Requirement
All of the data must be printed exactly; please include every line.

** begin Recorded information **

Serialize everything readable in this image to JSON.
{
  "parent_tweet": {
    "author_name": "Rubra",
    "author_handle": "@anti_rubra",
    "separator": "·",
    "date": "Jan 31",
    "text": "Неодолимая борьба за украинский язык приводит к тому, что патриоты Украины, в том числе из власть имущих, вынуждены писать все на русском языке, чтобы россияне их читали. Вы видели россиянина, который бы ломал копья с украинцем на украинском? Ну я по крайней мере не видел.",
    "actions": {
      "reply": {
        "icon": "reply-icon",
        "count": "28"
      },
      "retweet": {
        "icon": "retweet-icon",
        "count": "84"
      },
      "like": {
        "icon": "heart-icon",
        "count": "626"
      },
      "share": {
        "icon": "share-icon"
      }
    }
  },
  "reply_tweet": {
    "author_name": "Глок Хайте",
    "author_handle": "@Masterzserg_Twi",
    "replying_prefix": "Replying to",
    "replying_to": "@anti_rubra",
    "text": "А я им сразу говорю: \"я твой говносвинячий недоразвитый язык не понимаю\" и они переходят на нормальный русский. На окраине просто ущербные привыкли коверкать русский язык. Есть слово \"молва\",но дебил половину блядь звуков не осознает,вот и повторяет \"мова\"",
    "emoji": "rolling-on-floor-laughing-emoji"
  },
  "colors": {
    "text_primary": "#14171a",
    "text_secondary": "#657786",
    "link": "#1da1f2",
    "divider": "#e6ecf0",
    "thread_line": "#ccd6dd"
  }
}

** end Recorded information **

Correct response
Serialize everything readable in this image to JSON.
{
  "parent_tweet": {
    "author_name": "Rubra",
    "author_handle": "@anti_rubra",
    "separator": "·",
    "date": "Jan 31",
    "text": "Неодолимая борьба за украинский язык приводит к тому, что патриоты Украины, в том числе из власть имущих, вынуждены писать все на русском языке, чтобы россияне их читали. Вы видели россиянина, который бы ломал копья с украинцем на украинском? Ну я по крайней мере не видел.",
    "actions": {
      "reply": {
        "icon": "reply-icon",
        "count": "28"
      },
      "retweet": {
        "icon": "retweet-icon",
        "count": "84"
      },
      "like": {
        "icon": "heart-icon",
        "count": "626"
      },
      "share": {
        "icon": "share-icon"
      }
    }
  },
  "reply_tweet": {
    "author_name": "Глок Хайте",
    "author_handle": "@Masterzserg_Twi",
    "replying_prefix": "Replying to",
    "replying_to": "@anti_rubra",
    "text": "А я им сразу говорю: \"я твой говносвинячий недоразвитый язык не понимаю\" и они переходят на нормальный русский. На окраине просто ущербные привыкли коверкать русский язык. Есть слово \"молва\",но дебил половину блядь звуков не осознает,вот и повторяет \"мова\"",
    "emoji": "rolling-on-floor-laughing-emoji"
  },
  "colors": {
    "text_primary": "#14171a",
    "text_secondary": "#657786",
    "link": "#1da1f2",
    "divider": "#e6ecf0",
    "thread_line": "#ccd6dd"
  }
}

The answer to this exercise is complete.